▶ [Task requirements]
Exactly repeat all the records below, omitting the images they hold.

BEGIN Dataset excerpts

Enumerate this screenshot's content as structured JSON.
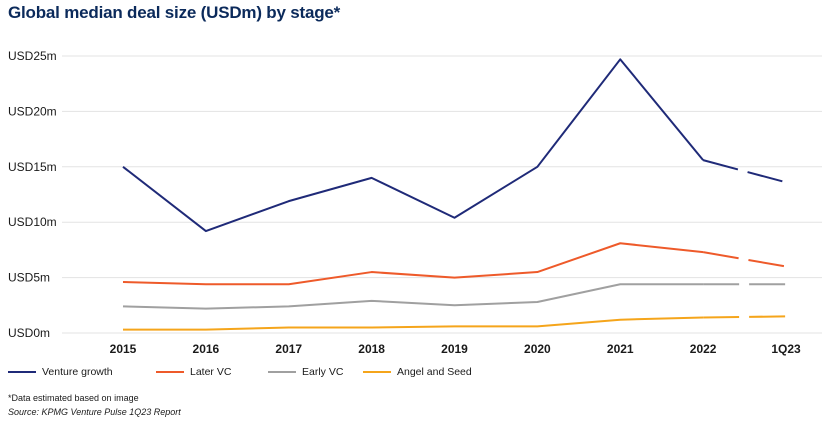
{
  "title": "Global median deal size (USDm) by stage*",
  "note": "*Data estimated based on image",
  "source": "Source: KPMG Venture Pulse 1Q23 Report",
  "chart_data": {
    "type": "line",
    "categories": [
      "2015",
      "2016",
      "2017",
      "2018",
      "2019",
      "2020",
      "2021",
      "2022",
      "1Q23"
    ],
    "y_ticks": [
      "USD0m",
      "USD5m",
      "USD10m",
      "USD15m",
      "USD20m",
      "USD25m"
    ],
    "ylim": [
      0,
      25
    ],
    "grid": true,
    "legend_position": "bottom",
    "dashed_from_category": "2022",
    "series": [
      {
        "name": "Venture growth",
        "color": "#1f2a78",
        "values": [
          15.0,
          9.2,
          11.9,
          14.0,
          10.4,
          15.0,
          24.7,
          15.6,
          13.6
        ]
      },
      {
        "name": "Later VC",
        "color": "#ee5a2a",
        "values": [
          4.6,
          4.4,
          4.4,
          5.5,
          5.0,
          5.5,
          8.1,
          7.3,
          6.0
        ]
      },
      {
        "name": "Early VC",
        "color": "#a0a0a0",
        "values": [
          2.4,
          2.2,
          2.4,
          2.9,
          2.5,
          2.8,
          4.4,
          4.4,
          4.4
        ]
      },
      {
        "name": "Angel and Seed",
        "color": "#f5a51b",
        "values": [
          0.3,
          0.3,
          0.5,
          0.5,
          0.6,
          0.6,
          1.2,
          1.4,
          1.5
        ]
      }
    ]
  }
}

END Dataset excerpts

▶ [Correct answer]
Enumerate this screenshot's content as structured JSON.
{
  "title": "Global median deal size (USDm) by stage*",
  "note": "*Data estimated based on image",
  "source": "Source: KPMG Venture Pulse 1Q23 Report",
  "chart_data": {
    "type": "line",
    "categories": [
      "2015",
      "2016",
      "2017",
      "2018",
      "2019",
      "2020",
      "2021",
      "2022",
      "1Q23"
    ],
    "y_ticks": [
      "USD0m",
      "USD5m",
      "USD10m",
      "USD15m",
      "USD20m",
      "USD25m"
    ],
    "ylim": [
      0,
      25
    ],
    "grid": true,
    "legend_position": "bottom",
    "dashed_from_category": "2022",
    "series": [
      {
        "name": "Venture growth",
        "color": "#1f2a78",
        "values": [
          15.0,
          9.2,
          11.9,
          14.0,
          10.4,
          15.0,
          24.7,
          15.6,
          13.6
        ]
      },
      {
        "name": "Later VC",
        "color": "#ee5a2a",
        "values": [
          4.6,
          4.4,
          4.4,
          5.5,
          5.0,
          5.5,
          8.1,
          7.3,
          6.0
        ]
      },
      {
        "name": "Early VC",
        "color": "#a0a0a0",
        "values": [
          2.4,
          2.2,
          2.4,
          2.9,
          2.5,
          2.8,
          4.4,
          4.4,
          4.4
        ]
      },
      {
        "name": "Angel and Seed",
        "color": "#f5a51b",
        "values": [
          0.3,
          0.3,
          0.5,
          0.5,
          0.6,
          0.6,
          1.2,
          1.4,
          1.5
        ]
      }
    ]
  }
}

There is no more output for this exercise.